WHAT YOU NEED TO DO
Skip the images and return the records below exactly.

Rows from a figure dataset:

## begin

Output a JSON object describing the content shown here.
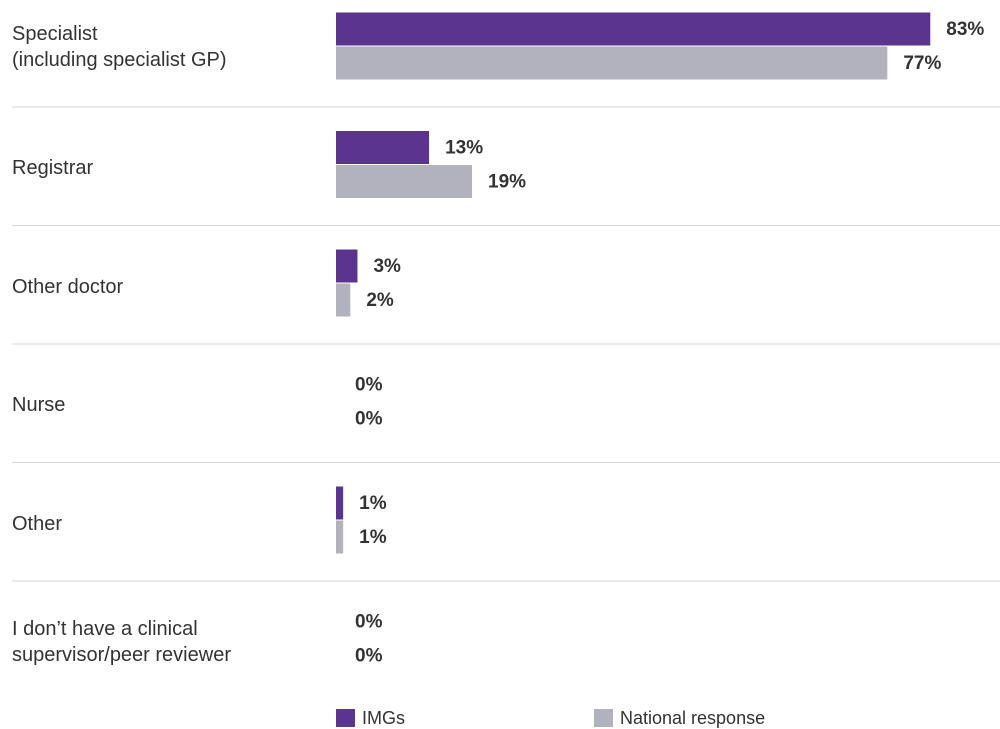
{
  "chart_data": {
    "type": "bar",
    "orientation": "horizontal",
    "categories": [
      "Specialist\n(including specialist GP)",
      "Registrar",
      "Other doctor",
      "Nurse",
      "Other",
      "I don’t have a clinical\nsupervisor/peer reviewer"
    ],
    "series": [
      {
        "name": "IMGs",
        "color": "#5b3490",
        "values": [
          83,
          13,
          3,
          0,
          1,
          0
        ],
        "value_labels": [
          "83%",
          "13%",
          "3%",
          "0%",
          "1%",
          "0%"
        ]
      },
      {
        "name": "National response",
        "color": "#b2b2bf",
        "values": [
          77,
          19,
          2,
          0,
          1,
          0
        ],
        "value_labels": [
          "77%",
          "19%",
          "2%",
          "0%",
          "1%",
          "0%"
        ]
      }
    ]
  }
}
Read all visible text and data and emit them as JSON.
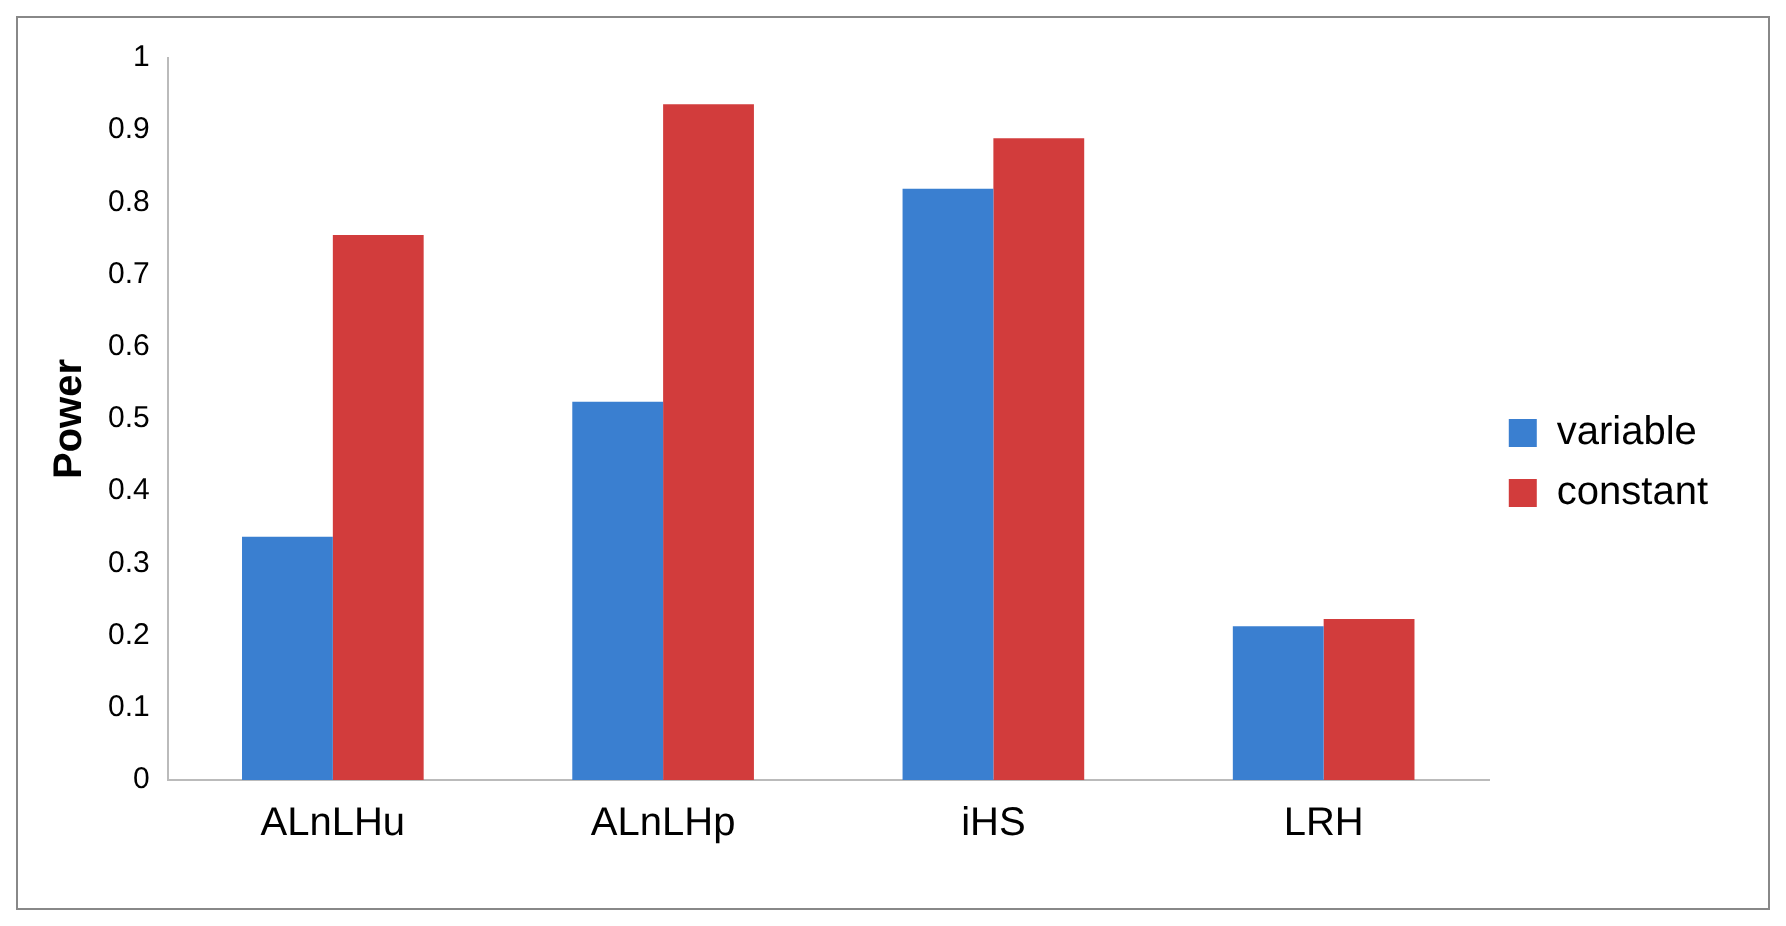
{
  "chart_data": {
    "type": "bar",
    "ylabel": "Power",
    "categories": [
      "ALnLHu",
      "ALnLHp",
      "iHS",
      "LRH"
    ],
    "series": [
      {
        "name": "variable",
        "color": "#3a7fd0",
        "values": [
          0.337,
          0.524,
          0.819,
          0.213
        ]
      },
      {
        "name": "constant",
        "color": "#d23c3c",
        "values": [
          0.755,
          0.936,
          0.889,
          0.223
        ]
      }
    ],
    "ylim": [
      0,
      1
    ],
    "yticks": [
      0,
      0.1,
      0.2,
      0.3,
      0.4,
      0.5,
      0.6,
      0.7,
      0.8,
      0.9,
      1
    ],
    "grid": false,
    "legend": "right"
  }
}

## end

EXERCISE RESPONSE
Output a JSON object describing the content shown here.
{
  "chart_data": {
    "type": "bar",
    "orientation": "horizontal",
    "categories": [
      "Specialist\n(including specialist GP)",
      "Registrar",
      "Other doctor",
      "Nurse",
      "Other",
      "I don’t have a clinical\nsupervisor/peer reviewer"
    ],
    "series": [
      {
        "name": "IMGs",
        "color": "#5b3490",
        "values": [
          83,
          13,
          3,
          0,
          1,
          0
        ],
        "value_labels": [
          "83%",
          "13%",
          "3%",
          "0%",
          "1%",
          "0%"
        ]
      },
      {
        "name": "National response",
        "color": "#b2b2bf",
        "values": [
          77,
          19,
          2,
          0,
          1,
          0
        ],
        "value_labels": [
          "77%",
          "19%",
          "2%",
          "0%",
          "1%",
          "0%"
        ]
      }
    ]
  }
}
Read all visible text and data and emit them as JSON.
{
  "chart_data": {
    "type": "bar",
    "ylabel": "Power",
    "categories": [
      "ALnLHu",
      "ALnLHp",
      "iHS",
      "LRH"
    ],
    "series": [
      {
        "name": "variable",
        "color": "#3a7fd0",
        "values": [
          0.337,
          0.524,
          0.819,
          0.213
        ]
      },
      {
        "name": "constant",
        "color": "#d23c3c",
        "values": [
          0.755,
          0.936,
          0.889,
          0.223
        ]
      }
    ],
    "ylim": [
      0,
      1
    ],
    "yticks": [
      0,
      0.1,
      0.2,
      0.3,
      0.4,
      0.5,
      0.6,
      0.7,
      0.8,
      0.9,
      1
    ],
    "grid": false,
    "legend": "right"
  }
}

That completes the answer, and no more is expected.